## The records

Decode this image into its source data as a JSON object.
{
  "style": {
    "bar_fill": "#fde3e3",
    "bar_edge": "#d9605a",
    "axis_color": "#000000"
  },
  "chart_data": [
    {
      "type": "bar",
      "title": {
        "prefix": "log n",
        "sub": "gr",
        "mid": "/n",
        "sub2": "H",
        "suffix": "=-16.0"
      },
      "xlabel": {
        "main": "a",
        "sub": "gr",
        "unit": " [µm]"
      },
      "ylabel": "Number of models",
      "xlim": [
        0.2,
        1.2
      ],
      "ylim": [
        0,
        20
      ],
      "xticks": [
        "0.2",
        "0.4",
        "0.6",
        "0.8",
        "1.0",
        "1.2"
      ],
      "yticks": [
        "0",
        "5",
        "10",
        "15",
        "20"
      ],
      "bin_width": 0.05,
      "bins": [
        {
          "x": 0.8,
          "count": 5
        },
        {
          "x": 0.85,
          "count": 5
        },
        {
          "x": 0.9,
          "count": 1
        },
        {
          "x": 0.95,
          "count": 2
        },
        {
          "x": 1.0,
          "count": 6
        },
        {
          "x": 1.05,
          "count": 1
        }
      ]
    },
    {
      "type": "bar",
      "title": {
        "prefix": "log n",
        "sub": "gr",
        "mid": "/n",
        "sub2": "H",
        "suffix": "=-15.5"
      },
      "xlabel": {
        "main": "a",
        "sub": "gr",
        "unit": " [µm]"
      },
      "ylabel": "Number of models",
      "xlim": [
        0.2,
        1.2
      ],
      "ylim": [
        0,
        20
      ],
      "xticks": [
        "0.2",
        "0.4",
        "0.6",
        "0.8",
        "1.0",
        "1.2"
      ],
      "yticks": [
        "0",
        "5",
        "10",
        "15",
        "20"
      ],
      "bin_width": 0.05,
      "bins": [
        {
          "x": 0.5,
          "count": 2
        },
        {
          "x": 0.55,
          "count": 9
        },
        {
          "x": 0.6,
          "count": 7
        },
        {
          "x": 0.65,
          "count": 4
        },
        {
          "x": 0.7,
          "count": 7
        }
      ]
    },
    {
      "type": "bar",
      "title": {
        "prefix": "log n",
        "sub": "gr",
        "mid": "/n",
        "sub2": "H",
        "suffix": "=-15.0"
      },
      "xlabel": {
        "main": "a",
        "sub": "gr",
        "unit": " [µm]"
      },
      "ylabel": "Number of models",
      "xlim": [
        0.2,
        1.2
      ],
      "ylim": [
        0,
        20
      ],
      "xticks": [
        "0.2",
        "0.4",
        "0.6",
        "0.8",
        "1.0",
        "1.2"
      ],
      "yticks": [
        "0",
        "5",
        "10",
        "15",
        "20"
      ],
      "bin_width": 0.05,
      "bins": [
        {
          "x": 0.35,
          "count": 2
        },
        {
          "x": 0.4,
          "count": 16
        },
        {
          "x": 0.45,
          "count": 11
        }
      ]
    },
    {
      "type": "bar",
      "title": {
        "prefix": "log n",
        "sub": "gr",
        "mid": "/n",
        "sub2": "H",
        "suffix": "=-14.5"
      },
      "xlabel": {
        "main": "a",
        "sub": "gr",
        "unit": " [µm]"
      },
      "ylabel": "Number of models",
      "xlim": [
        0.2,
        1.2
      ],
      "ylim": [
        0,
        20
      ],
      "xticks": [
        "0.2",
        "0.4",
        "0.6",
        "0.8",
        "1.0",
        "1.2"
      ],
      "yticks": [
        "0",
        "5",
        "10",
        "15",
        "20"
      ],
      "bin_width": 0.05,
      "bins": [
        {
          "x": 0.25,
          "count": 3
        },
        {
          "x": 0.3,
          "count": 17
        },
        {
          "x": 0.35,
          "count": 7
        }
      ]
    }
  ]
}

## What the exercise asks
Repeat every entry word for word.

## Exercise output
Decode this image into its source data as a JSON object.
{
  "style": {
    "bar_fill": "#fde3e3",
    "bar_edge": "#d9605a",
    "axis_color": "#000000"
  },
  "chart_data": [
    {
      "type": "bar",
      "title": {
        "prefix": "log n",
        "sub": "gr",
        "mid": "/n",
        "sub2": "H",
        "suffix": "=-16.0"
      },
      "xlabel": {
        "main": "a",
        "sub": "gr",
        "unit": " [µm]"
      },
      "ylabel": "Number of models",
      "xlim": [
        0.2,
        1.2
      ],
      "ylim": [
        0,
        20
      ],
      "xticks": [
        "0.2",
        "0.4",
        "0.6",
        "0.8",
        "1.0",
        "1.2"
      ],
      "yticks": [
        "0",
        "5",
        "10",
        "15",
        "20"
      ],
      "bin_width": 0.05,
      "bins": [
        {
          "x": 0.8,
          "count": 5
        },
        {
          "x": 0.85,
          "count": 5
        },
        {
          "x": 0.9,
          "count": 1
        },
        {
          "x": 0.95,
          "count": 2
        },
        {
          "x": 1.0,
          "count": 6
        },
        {
          "x": 1.05,
          "count": 1
        }
      ]
    },
    {
      "type": "bar",
      "title": {
        "prefix": "log n",
        "sub": "gr",
        "mid": "/n",
        "sub2": "H",
        "suffix": "=-15.5"
      },
      "xlabel": {
        "main": "a",
        "sub": "gr",
        "unit": " [µm]"
      },
      "ylabel": "Number of models",
      "xlim": [
        0.2,
        1.2
      ],
      "ylim": [
        0,
        20
      ],
      "xticks": [
        "0.2",
        "0.4",
        "0.6",
        "0.8",
        "1.0",
        "1.2"
      ],
      "yticks": [
        "0",
        "5",
        "10",
        "15",
        "20"
      ],
      "bin_width": 0.05,
      "bins": [
        {
          "x": 0.5,
          "count": 2
        },
        {
          "x": 0.55,
          "count": 9
        },
        {
          "x": 0.6,
          "count": 7
        },
        {
          "x": 0.65,
          "count": 4
        },
        {
          "x": 0.7,
          "count": 7
        }
      ]
    },
    {
      "type": "bar",
      "title": {
        "prefix": "log n",
        "sub": "gr",
        "mid": "/n",
        "sub2": "H",
        "suffix": "=-15.0"
      },
      "xlabel": {
        "main": "a",
        "sub": "gr",
        "unit": " [µm]"
      },
      "ylabel": "Number of models",
      "xlim": [
        0.2,
        1.2
      ],
      "ylim": [
        0,
        20
      ],
      "xticks": [
        "0.2",
        "0.4",
        "0.6",
        "0.8",
        "1.0",
        "1.2"
      ],
      "yticks": [
        "0",
        "5",
        "10",
        "15",
        "20"
      ],
      "bin_width": 0.05,
      "bins": [
        {
          "x": 0.35,
          "count": 2
        },
        {
          "x": 0.4,
          "count": 16
        },
        {
          "x": 0.45,
          "count": 11
        }
      ]
    },
    {
      "type": "bar",
      "title": {
        "prefix": "log n",
        "sub": "gr",
        "mid": "/n",
        "sub2": "H",
        "suffix": "=-14.5"
      },
      "xlabel": {
        "main": "a",
        "sub": "gr",
        "unit": " [µm]"
      },
      "ylabel": "Number of models",
      "xlim": [
        0.2,
        1.2
      ],
      "ylim": [
        0,
        20
      ],
      "xticks": [
        "0.2",
        "0.4",
        "0.6",
        "0.8",
        "1.0",
        "1.2"
      ],
      "yticks": [
        "0",
        "5",
        "10",
        "15",
        "20"
      ],
      "bin_width": 0.05,
      "bins": [
        {
          "x": 0.25,
          "count": 3
        },
        {
          "x": 0.3,
          "count": 17
        },
        {
          "x": 0.35,
          "count": 7
        }
      ]
    }
  ]
}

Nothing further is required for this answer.